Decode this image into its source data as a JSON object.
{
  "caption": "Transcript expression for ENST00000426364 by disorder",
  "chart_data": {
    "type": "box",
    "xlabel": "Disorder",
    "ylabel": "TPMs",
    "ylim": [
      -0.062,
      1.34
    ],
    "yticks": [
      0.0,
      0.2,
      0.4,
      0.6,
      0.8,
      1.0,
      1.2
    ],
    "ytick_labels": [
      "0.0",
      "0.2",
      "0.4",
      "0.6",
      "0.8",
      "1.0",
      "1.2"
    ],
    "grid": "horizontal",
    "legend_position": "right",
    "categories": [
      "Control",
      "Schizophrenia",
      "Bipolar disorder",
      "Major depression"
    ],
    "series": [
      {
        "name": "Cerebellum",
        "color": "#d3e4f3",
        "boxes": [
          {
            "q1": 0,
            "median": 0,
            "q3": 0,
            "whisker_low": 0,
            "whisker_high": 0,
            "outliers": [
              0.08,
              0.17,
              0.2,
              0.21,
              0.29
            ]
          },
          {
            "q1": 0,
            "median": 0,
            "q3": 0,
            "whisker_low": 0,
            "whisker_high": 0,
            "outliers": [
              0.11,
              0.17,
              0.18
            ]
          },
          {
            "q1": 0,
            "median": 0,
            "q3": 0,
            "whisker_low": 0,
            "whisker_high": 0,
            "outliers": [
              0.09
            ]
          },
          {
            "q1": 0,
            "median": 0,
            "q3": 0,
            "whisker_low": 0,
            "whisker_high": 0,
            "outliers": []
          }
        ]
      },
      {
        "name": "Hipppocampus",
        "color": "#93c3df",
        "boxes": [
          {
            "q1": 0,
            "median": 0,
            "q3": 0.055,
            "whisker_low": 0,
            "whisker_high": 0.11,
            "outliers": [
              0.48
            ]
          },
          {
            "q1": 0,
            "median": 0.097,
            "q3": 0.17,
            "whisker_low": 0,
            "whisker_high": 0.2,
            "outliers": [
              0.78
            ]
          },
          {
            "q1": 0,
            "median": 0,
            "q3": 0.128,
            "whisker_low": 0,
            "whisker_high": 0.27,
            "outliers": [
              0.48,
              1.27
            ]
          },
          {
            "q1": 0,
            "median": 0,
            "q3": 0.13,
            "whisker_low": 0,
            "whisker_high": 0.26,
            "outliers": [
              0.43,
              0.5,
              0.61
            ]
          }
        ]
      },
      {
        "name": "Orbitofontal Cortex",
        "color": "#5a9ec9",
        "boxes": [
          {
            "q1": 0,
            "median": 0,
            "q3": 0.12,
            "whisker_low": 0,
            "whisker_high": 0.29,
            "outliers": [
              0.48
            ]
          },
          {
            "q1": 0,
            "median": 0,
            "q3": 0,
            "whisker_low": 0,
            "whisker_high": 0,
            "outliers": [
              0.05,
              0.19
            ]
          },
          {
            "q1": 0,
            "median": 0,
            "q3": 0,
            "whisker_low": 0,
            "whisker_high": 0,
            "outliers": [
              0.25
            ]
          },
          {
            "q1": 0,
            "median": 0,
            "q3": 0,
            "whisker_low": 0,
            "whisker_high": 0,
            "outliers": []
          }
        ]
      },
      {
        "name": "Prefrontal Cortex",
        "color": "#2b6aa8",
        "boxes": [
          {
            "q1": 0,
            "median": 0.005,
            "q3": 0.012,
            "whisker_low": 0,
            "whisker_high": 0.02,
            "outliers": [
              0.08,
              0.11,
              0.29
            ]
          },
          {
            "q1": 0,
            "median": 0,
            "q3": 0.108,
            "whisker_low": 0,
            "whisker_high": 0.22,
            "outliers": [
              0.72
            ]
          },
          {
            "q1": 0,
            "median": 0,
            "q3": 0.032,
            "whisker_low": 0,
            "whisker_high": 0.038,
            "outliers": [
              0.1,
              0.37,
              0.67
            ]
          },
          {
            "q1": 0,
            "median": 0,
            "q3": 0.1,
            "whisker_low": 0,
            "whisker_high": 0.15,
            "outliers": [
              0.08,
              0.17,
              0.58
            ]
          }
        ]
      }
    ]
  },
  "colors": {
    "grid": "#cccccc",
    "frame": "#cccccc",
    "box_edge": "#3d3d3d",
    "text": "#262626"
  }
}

== REQUIRED TASK ==
Report the number of lines in the entries above that include the word "Cortex" and add nothing to it.

== OUTPUT BELOW ==
2